> **依頼文 1**
エントリのうち、「game-size: 304MB 389MB」を含む行から始めて「total-size: 304MB 389MB xyxy=(72,924,347,978)」を含む行で終わる範囲を、両端の行も含めて一字一句そのまま打ち直してください。

> **本文**
>>>

では、複雑な歴史を辿ってきたアンタクヤの町の概要でも。あまりにも複雑な歴史ですので、ササーッといきます。(って、書くのが大変なだけ(爆!))

アレキサンダー大王の死後、家臣の将軍たちによる覇権争いが激しくなる中で、イプソスの戦いに勝利したセレウコスⅠ世が、紀元前300年にシリア地方のオロンテス川(※注1)沿いに建設した都市が、このアンタクヤです。
父アンティオコスの名に因んで、〝アンティオキア(Antioch)〟と名付けられました。
アンティオキアはセレウコス朝の首都として、ヘレニズム期の代表的な都市として、発展していきます。
紀元前64年には、ローマ帝国に攻め落とされますが、繁栄は続きました。
また、1世紀初頭に表れたキリスト教の布教地として、エルサレムの次にこの地が拠点として選ばれました。聖パウロの布教地として知られています。
キリスト教がローマ帝国に認められてからは、アンティオキア教会(※注2)が、五大総主教座(※注3)の一つとして栄えました。
1世紀当時、ローマ帝国内では、ローマ、アレクサンドリアに次ぐ第3の都市だったのだそうです。

6世紀初頭に大地震にみまわれ、町は壊滅的なダメージを受けます。町は再建されますが、ササン朝ペルシャに攻撃され、また638年には、当時治めていたビザンティン帝国がイスラム軍に破れ、町は徐々に衰退の一途をたどります。

<<<

> **抽出エントリ**
>>>

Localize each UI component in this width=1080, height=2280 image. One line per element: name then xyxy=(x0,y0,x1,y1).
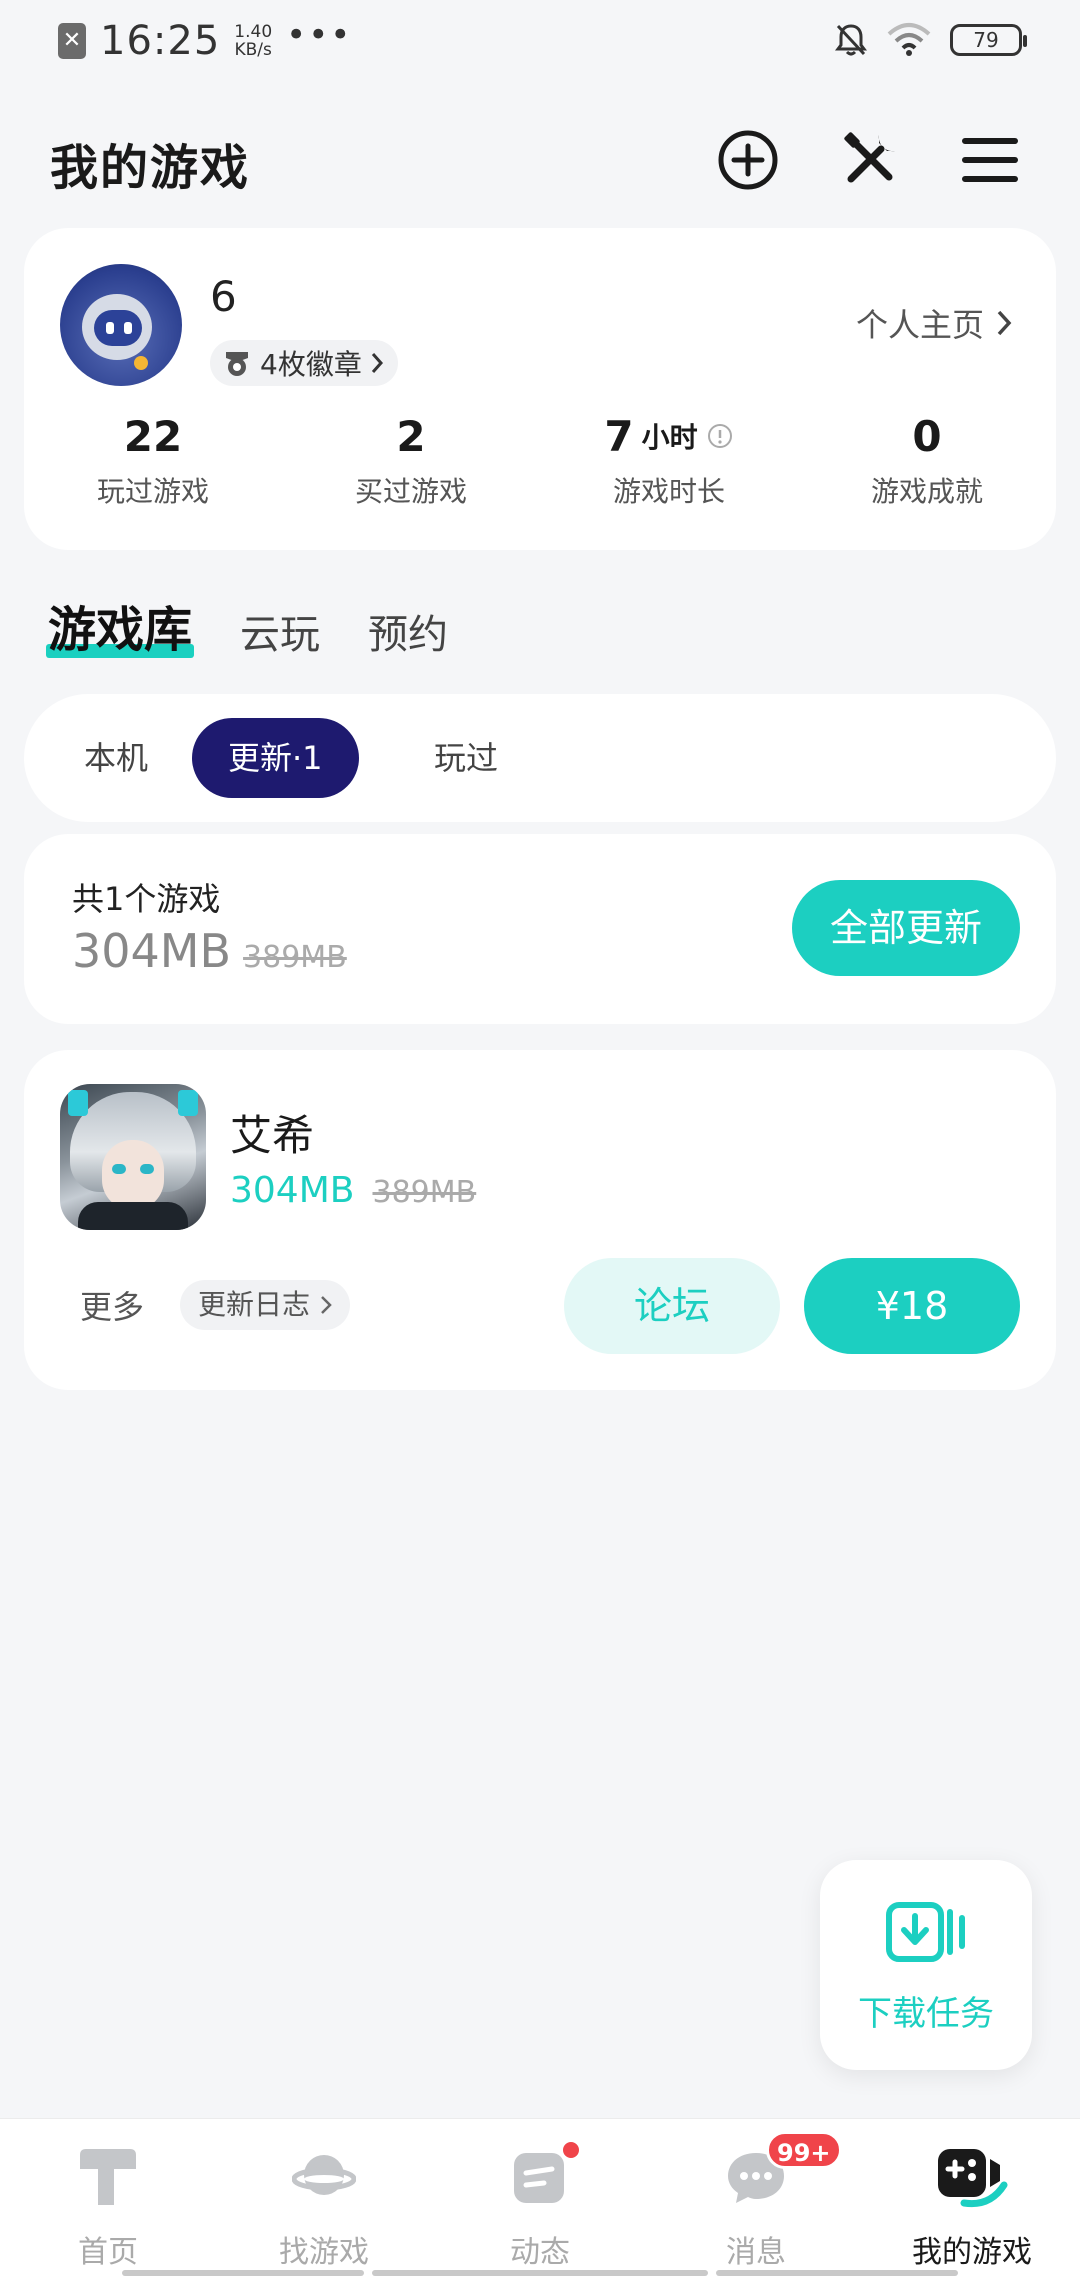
game-size: 304MB 389MB xyxy=(230,1170,476,1211)
gesture-bar xyxy=(372,2270,708,2276)
update-summary-card: 共1个游戏 304MB 389MB 全部更新 xyxy=(24,834,1056,1024)
stat-label: 买过游戏 xyxy=(354,475,467,508)
wifi-icon xyxy=(887,23,931,56)
chevron-right-icon xyxy=(371,353,383,373)
nav-label: 我的游戏 xyxy=(912,2235,1032,2270)
battery-indicator: 79 xyxy=(950,24,1027,56)
game-count: 共1个游戏 xyxy=(72,880,221,918)
filter-played[interactable]: 玩过 xyxy=(398,718,534,798)
network-speed-unit: KB/s xyxy=(234,40,272,60)
changelog-button[interactable]: 更新日志 xyxy=(180,1280,351,1330)
network-speed: 1.40 KB/s xyxy=(234,23,272,59)
profile-card: 6 4枚徽章 个人主页 22 玩过游戏 2 买过游戏 7 小时 游戏时长 0 游… xyxy=(24,228,1056,550)
tab-label: 游戏库 xyxy=(48,602,193,658)
info-icon[interactable] xyxy=(706,422,734,450)
buy-button[interactable]: ¥18 xyxy=(804,1258,1020,1354)
stat-achievements[interactable]: 0 游戏成就 xyxy=(798,408,1056,510)
feed-unread-dot xyxy=(560,2139,582,2161)
chevron-right-icon xyxy=(997,310,1012,336)
nav-item-home[interactable]: 首页 xyxy=(0,2119,216,2280)
tab-game-library[interactable]: 游戏库 xyxy=(46,590,195,660)
status-more-icon: ••• xyxy=(286,15,353,55)
menu-icon xyxy=(962,138,1018,182)
total-size: 304MB 389MB xyxy=(72,924,347,978)
library-tabs: 游戏库 云玩 预约 xyxy=(46,590,448,660)
game-icon[interactable] xyxy=(60,1084,206,1230)
badge-chip[interactable]: 4枚徽章 xyxy=(210,340,398,386)
tab-label: 预约 xyxy=(368,612,449,658)
changelog-label: 更新日志 xyxy=(198,1288,311,1321)
nav-item-my-games[interactable]: 我的游戏 xyxy=(864,2119,1080,2280)
update-all-button[interactable]: 全部更新 xyxy=(792,880,1020,976)
forum-button[interactable]: 论坛 xyxy=(564,1258,780,1354)
gamepad-icon xyxy=(938,2149,1008,2208)
filter-local[interactable]: 本机 xyxy=(48,718,184,798)
stat-value: 7 xyxy=(604,411,634,461)
app-header: 我的游戏 xyxy=(0,110,1080,210)
download-icon xyxy=(886,1902,965,1962)
page-title: 我的游戏 xyxy=(50,140,251,196)
username: 6 xyxy=(210,272,237,321)
mute-bell-icon xyxy=(835,24,867,56)
nav-item-discover[interactable]: 找游戏 xyxy=(216,2119,432,2280)
nav-label: 找游戏 xyxy=(279,2235,369,2270)
stat-value: 0 xyxy=(912,411,942,461)
notification-close-icon: ✕ xyxy=(58,23,86,59)
planet-icon xyxy=(292,2155,356,2195)
game-name[interactable]: 艾希 xyxy=(230,1102,314,1163)
tab-label: 云玩 xyxy=(240,612,321,658)
game-old-size: 389MB xyxy=(372,1175,477,1210)
gesture-bar xyxy=(122,2270,364,2276)
add-game-button[interactable] xyxy=(712,124,784,196)
badge-chip-label: 4枚徽章 xyxy=(260,348,362,381)
stat-bought[interactable]: 2 买过游戏 xyxy=(282,408,540,510)
stat-label: 游戏时长 xyxy=(612,475,725,508)
filter-bar: 本机 更新·1 玩过 xyxy=(24,694,1056,822)
tools-button[interactable] xyxy=(834,124,906,196)
total-old-size: 389MB xyxy=(243,940,347,975)
stat-label: 游戏成就 xyxy=(870,475,983,508)
tab-cloud-play[interactable]: 云玩 xyxy=(240,602,320,660)
status-time: 16:25 xyxy=(100,18,221,64)
status-bar: ✕ 16:25 1.40 KB/s ••• 79 xyxy=(0,0,1080,84)
bottom-nav: 首页 找游戏 动态 99+ 消息 我的游戏 xyxy=(0,2118,1080,2280)
menu-button[interactable] xyxy=(954,124,1026,196)
nav-label: 消息 xyxy=(726,2235,786,2270)
messages-badge: 99+ xyxy=(766,2131,842,2169)
avatar[interactable] xyxy=(60,264,182,386)
download-tasks-label: 下载任务 xyxy=(858,1994,994,2034)
network-speed-value: 1.40 xyxy=(234,22,273,42)
filter-updates[interactable]: 更新·1 xyxy=(192,718,359,798)
nav-item-messages[interactable]: 99+ 消息 xyxy=(648,2119,864,2280)
homepage-link[interactable]: 个人主页 xyxy=(856,300,1012,346)
stat-playtime[interactable]: 7 小时 游戏时长 xyxy=(540,408,798,510)
stat-unit: 小时 xyxy=(641,421,698,454)
game-new-size: 304MB xyxy=(230,1170,355,1211)
medal-icon xyxy=(226,352,248,376)
nav-label: 动态 xyxy=(510,2235,570,2270)
homepage-link-label: 个人主页 xyxy=(855,306,984,344)
tools-icon xyxy=(844,132,895,183)
profile-stats: 22 玩过游戏 2 买过游戏 7 小时 游戏时长 0 游戏成就 xyxy=(24,408,1056,510)
stat-label: 玩过游戏 xyxy=(96,475,209,508)
game-card: 艾希 304MB 389MB 更多 更新日志 论坛 ¥18 xyxy=(24,1050,1056,1390)
home-icon xyxy=(80,2149,136,2205)
plus-circle-icon xyxy=(718,130,778,190)
total-new-size: 304MB xyxy=(72,924,232,978)
nav-item-feed[interactable]: 动态 xyxy=(432,2119,648,2280)
tab-reservations[interactable]: 预约 xyxy=(368,602,448,660)
stat-value: 2 xyxy=(396,411,426,461)
nav-label: 首页 xyxy=(78,2235,138,2270)
stat-played[interactable]: 22 玩过游戏 xyxy=(24,408,282,510)
more-button[interactable]: 更多 xyxy=(80,1282,144,1328)
gesture-bar xyxy=(716,2270,958,2276)
stat-value: 22 xyxy=(123,411,183,461)
chevron-right-icon xyxy=(321,1296,332,1314)
download-tasks-button[interactable]: 下载任务 xyxy=(820,1860,1032,2070)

<<<

> **依頼文 2**
アンタクヤの歴史の本文から、「父アンティオコスの名に因んで」で始まり「3の都市だったのだそうです。」で終わる部分を一字一句そのまま書き写してください。

> **解答文 1**
game-size: 304MB 389MB xyxy=(230,1170,476,1211)
gesture-bar xyxy=(372,2270,708,2276)
update-summary-card: 共1个游戏 304MB 389MB 全部更新 xyxy=(24,834,1056,1024)
stat-label: 买过游戏 xyxy=(354,475,467,508)
wifi-icon xyxy=(887,23,931,56)
chevron-right-icon xyxy=(371,353,383,373)
nav-label: 我的游戏 xyxy=(912,2235,1032,2270)
battery-indicator: 79 xyxy=(950,24,1027,56)
game-count: 共1个游戏 xyxy=(72,880,221,918)
filter-played[interactable]: 玩过 xyxy=(398,718,534,798)
network-speed-unit: KB/s xyxy=(234,40,272,60)
changelog-button[interactable]: 更新日志 xyxy=(180,1280,351,1330)
network-speed: 1.40 KB/s xyxy=(234,23,272,59)
profile-card: 6 4枚徽章 个人主页 22 玩过游戏 2 买过游戏 7 小时 游戏时长 0 游… xyxy=(24,228,1056,550)
tab-label: 游戏库 xyxy=(48,602,193,658)
info-icon[interactable] xyxy=(706,422,734,450)
buy-button[interactable]: ¥18 xyxy=(804,1258,1020,1354)
stat-achievements[interactable]: 0 游戏成就 xyxy=(798,408,1056,510)
feed-unread-dot xyxy=(560,2139,582,2161)
chevron-right-icon xyxy=(997,310,1012,336)
nav-item-home[interactable]: 首页 xyxy=(0,2119,216,2280)
tab-game-library[interactable]: 游戏库 xyxy=(46,590,195,660)
status-more-icon: ••• xyxy=(286,15,353,55)
menu-icon xyxy=(962,138,1018,182)
total-size: 304MB 389MB xyxy=(72,924,347,978)

> **解答文 2**
父アンティオコスの名に因んで、〝アンティオキア(Antioch)〟と名付けられました。
アンティオキアはセレウコス朝の首都として、ヘレニズム期の代表的な都市として、発展していきます。
紀元前64年には、ローマ帝国に攻め落とされますが、繁栄は続きました。
また、1世紀初頭に表れたキリスト教の布教地として、エルサレムの次にこの地が拠点として選ばれました。聖パウロの布教地として知られています。
キリスト教がローマ帝国に認められてからは、アンティオキア教会(※注2)が、五大総主教座(※注3)の一つとして栄えました。
1世紀当時、ローマ帝国内では、ローマ、アレクサンドリアに次ぐ第3の都市だったのだそうです。